▶ [Aim of the exercise]
Restate the entire listing word for word.

▶ [Record excerpts]

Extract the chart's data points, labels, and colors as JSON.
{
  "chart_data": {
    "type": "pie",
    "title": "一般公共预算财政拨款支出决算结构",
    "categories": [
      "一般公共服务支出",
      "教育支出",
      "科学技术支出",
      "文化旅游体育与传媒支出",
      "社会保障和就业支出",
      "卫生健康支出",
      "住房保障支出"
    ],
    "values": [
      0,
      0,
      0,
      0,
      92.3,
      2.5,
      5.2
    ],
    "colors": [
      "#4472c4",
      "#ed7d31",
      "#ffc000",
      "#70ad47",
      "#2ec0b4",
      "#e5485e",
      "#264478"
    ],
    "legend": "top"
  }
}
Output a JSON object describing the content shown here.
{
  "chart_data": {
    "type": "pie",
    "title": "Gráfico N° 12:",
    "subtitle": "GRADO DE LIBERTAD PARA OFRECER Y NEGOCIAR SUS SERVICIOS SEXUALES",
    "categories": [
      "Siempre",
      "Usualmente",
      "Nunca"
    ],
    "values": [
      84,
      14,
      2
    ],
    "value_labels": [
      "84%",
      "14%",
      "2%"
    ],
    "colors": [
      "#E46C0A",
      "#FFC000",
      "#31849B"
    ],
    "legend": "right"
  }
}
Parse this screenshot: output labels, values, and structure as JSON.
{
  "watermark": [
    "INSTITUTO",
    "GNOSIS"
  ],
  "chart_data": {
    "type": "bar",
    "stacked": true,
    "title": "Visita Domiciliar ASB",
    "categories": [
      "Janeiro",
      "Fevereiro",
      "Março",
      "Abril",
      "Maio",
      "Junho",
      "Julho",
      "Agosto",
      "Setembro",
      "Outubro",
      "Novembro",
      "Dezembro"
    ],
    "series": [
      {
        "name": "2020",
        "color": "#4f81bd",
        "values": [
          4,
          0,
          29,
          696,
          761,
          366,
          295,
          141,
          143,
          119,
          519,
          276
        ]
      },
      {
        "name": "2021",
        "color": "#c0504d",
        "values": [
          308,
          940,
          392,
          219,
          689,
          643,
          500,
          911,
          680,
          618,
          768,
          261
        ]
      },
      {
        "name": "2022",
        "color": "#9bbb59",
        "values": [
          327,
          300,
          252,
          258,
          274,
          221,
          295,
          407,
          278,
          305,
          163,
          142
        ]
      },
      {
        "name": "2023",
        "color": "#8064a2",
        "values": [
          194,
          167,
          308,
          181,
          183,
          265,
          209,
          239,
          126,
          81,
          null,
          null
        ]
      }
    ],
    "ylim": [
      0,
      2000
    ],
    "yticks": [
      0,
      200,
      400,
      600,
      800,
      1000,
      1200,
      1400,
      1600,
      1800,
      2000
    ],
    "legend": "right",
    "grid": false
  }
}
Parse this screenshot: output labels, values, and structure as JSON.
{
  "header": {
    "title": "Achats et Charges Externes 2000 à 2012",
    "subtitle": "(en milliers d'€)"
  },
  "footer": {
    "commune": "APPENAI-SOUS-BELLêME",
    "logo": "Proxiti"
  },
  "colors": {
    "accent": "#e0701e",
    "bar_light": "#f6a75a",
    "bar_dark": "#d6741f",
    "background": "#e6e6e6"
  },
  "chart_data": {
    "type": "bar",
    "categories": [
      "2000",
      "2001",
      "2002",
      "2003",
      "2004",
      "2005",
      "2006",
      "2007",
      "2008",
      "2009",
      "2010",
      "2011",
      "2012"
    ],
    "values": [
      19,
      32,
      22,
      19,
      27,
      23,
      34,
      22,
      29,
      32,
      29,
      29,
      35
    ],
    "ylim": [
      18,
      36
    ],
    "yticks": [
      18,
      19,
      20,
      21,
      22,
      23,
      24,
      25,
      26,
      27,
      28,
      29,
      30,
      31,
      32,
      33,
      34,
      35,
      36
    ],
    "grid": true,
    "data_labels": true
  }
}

▶ [Reply to the task]
Extract the chart's data points, labels, and colors as JSON.
{
  "chart_data": {
    "type": "pie",
    "title": "一般公共预算财政拨款支出决算结构",
    "categories": [
      "一般公共服务支出",
      "教育支出",
      "科学技术支出",
      "文化旅游体育与传媒支出",
      "社会保障和就业支出",
      "卫生健康支出",
      "住房保障支出"
    ],
    "values": [
      0,
      0,
      0,
      0,
      92.3,
      2.5,
      5.2
    ],
    "colors": [
      "#4472c4",
      "#ed7d31",
      "#ffc000",
      "#70ad47",
      "#2ec0b4",
      "#e5485e",
      "#264478"
    ],
    "legend": "top"
  }
}
Output a JSON object describing the content shown here.
{
  "chart_data": {
    "type": "pie",
    "title": "Gráfico N° 12:",
    "subtitle": "GRADO DE LIBERTAD PARA OFRECER Y NEGOCIAR SUS SERVICIOS SEXUALES",
    "categories": [
      "Siempre",
      "Usualmente",
      "Nunca"
    ],
    "values": [
      84,
      14,
      2
    ],
    "value_labels": [
      "84%",
      "14%",
      "2%"
    ],
    "colors": [
      "#E46C0A",
      "#FFC000",
      "#31849B"
    ],
    "legend": "right"
  }
}
Parse this screenshot: output labels, values, and structure as JSON.
{
  "watermark": [
    "INSTITUTO",
    "GNOSIS"
  ],
  "chart_data": {
    "type": "bar",
    "stacked": true,
    "title": "Visita Domiciliar ASB",
    "categories": [
      "Janeiro",
      "Fevereiro",
      "Março",
      "Abril",
      "Maio",
      "Junho",
      "Julho",
      "Agosto",
      "Setembro",
      "Outubro",
      "Novembro",
      "Dezembro"
    ],
    "series": [
      {
        "name": "2020",
        "color": "#4f81bd",
        "values": [
          4,
          0,
          29,
          696,
          761,
          366,
          295,
          141,
          143,
          119,
          519,
          276
        ]
      },
      {
        "name": "2021",
        "color": "#c0504d",
        "values": [
          308,
          940,
          392,
          219,
          689,
          643,
          500,
          911,
          680,
          618,
          768,
          261
        ]
      },
      {
        "name": "2022",
        "color": "#9bbb59",
        "values": [
          327,
          300,
          252,
          258,
          274,
          221,
          295,
          407,
          278,
          305,
          163,
          142
        ]
      },
      {
        "name": "2023",
        "color": "#8064a2",
        "values": [
          194,
          167,
          308,
          181,
          183,
          265,
          209,
          239,
          126,
          81,
          null,
          null
        ]
      }
    ],
    "ylim": [
      0,
      2000
    ],
    "yticks": [
      0,
      200,
      400,
      600,
      800,
      1000,
      1200,
      1400,
      1600,
      1800,
      2000
    ],
    "legend": "right",
    "grid": false
  }
}
Parse this screenshot: output labels, values, and structure as JSON.
{
  "header": {
    "title": "Achats et Charges Externes 2000 à 2012",
    "subtitle": "(en milliers d'€)"
  },
  "footer": {
    "commune": "APPENAI-SOUS-BELLêME",
    "logo": "Proxiti"
  },
  "colors": {
    "accent": "#e0701e",
    "bar_light": "#f6a75a",
    "bar_dark": "#d6741f",
    "background": "#e6e6e6"
  },
  "chart_data": {
    "type": "bar",
    "categories": [
      "2000",
      "2001",
      "2002",
      "2003",
      "2004",
      "2005",
      "2006",
      "2007",
      "2008",
      "2009",
      "2010",
      "2011",
      "2012"
    ],
    "values": [
      19,
      32,
      22,
      19,
      27,
      23,
      34,
      22,
      29,
      32,
      29,
      29,
      35
    ],
    "ylim": [
      18,
      36
    ],
    "yticks": [
      18,
      19,
      20,
      21,
      22,
      23,
      24,
      25,
      26,
      27,
      28,
      29,
      30,
      31,
      32,
      33,
      34,
      35,
      36
    ],
    "grid": true,
    "data_labels": true
  }
}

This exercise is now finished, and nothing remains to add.